Written exercise: Omit the pictures and output every entry below exactly as written.

Collected data entries
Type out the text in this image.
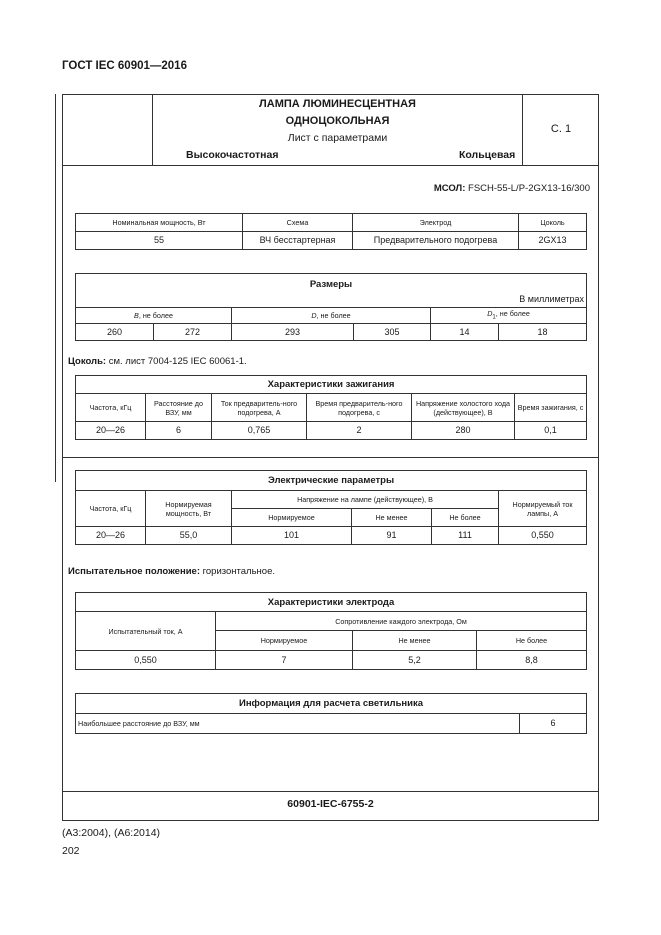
ГОСТ IEC 60901—2016
ЛАМПА ЛЮМИНЕСЦЕНТНАЯ
ОДНОЦОКОЛЬНАЯ
Лист с параметрами
Высокочастотная	Кольцевая
С. 1
МСОЛ: FSCH-55-L/P-2GX13-16/300
Номинальная мощность, Вт	Схема	Электрод	Цоколь
55	ВЧ бесстартерная	Предварительного подогрева	2GX13
Размеры
В миллиметрах					

B, не более		D, не более		$D_1$, не более	
260	272	293	305	14	18
Цоколь: см. лист 7004-125 IEC 60061-1.
Характеристики зажигания					
Частота, кГц	Расстояние до ВЗУ, мм	Ток предваритель-ного подогрева, А	Время предваритель-ного подогрева, с	Напряжение холостого хода (действующее), В	Время зажигания, с
20—26	6	0,765	2	280	0,1
Электрические параметры					
Частота, кГц	Нормируемая мощность, Вт	Напряжение на лампе (действующее), В			Нормируемый ток лампы, А
		Нормируемое	Не менее	Не более	
20—26	55,0	101	91	111	0,550
Испытательное положение: горизонтальное.
Характеристики электрода			
Испытательный ток, А	Сопротивление каждого электрода, Ом		
	Нормируемое	Не менее	Не более
0,550	7	5,2	8,8
Информация для расчета светильника
Наибольшее расстояние до ВЗУ, мм	6
60901-IEC-6755-2
(A3:2004), (A6:2014)
202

Task answer:
Type out the text in this image.
ГОСТ IEC 60901—2016
ЛАМПА ЛЮМИНЕСЦЕНТНАЯ
ОДНОЦОКОЛЬНАЯ
Лист с параметрами
Высокочастотная	Кольцевая
С. 1
МСОЛ: FSCH-55-L/P-2GX13-16/300
Номинальная мощность, Вт	Схема	Электрод	Цоколь
55	ВЧ бесстартерная	Предварительного подогрева	2GX13
Размеры
В миллиметрах					

B, не более		D, не более		$D_1$, не более	
260	272	293	305	14	18
Цоколь: см. лист 7004-125 IEC 60061-1.
Характеристики зажигания					
Частота, кГц	Расстояние до ВЗУ, мм	Ток предваритель-ного подогрева, А	Время предваритель-ного подогрева, с	Напряжение холостого хода (действующее), В	Время зажигания, с
20—26	6	0,765	2	280	0,1
Электрические параметры					
Частота, кГц	Нормируемая мощность, Вт	Напряжение на лампе (действующее), В			Нормируемый ток лампы, А
		Нормируемое	Не менее	Не более	
20—26	55,0	101	91	111	0,550
Испытательное положение: горизонтальное.
Характеристики электрода			
Испытательный ток, А	Сопротивление каждого электрода, Ом		
	Нормируемое	Не менее	Не более
0,550	7	5,2	8,8
Информация для расчета светильника
Наибольшее расстояние до ВЗУ, мм	6
60901-IEC-6755-2
(A3:2004), (A6:2014)
202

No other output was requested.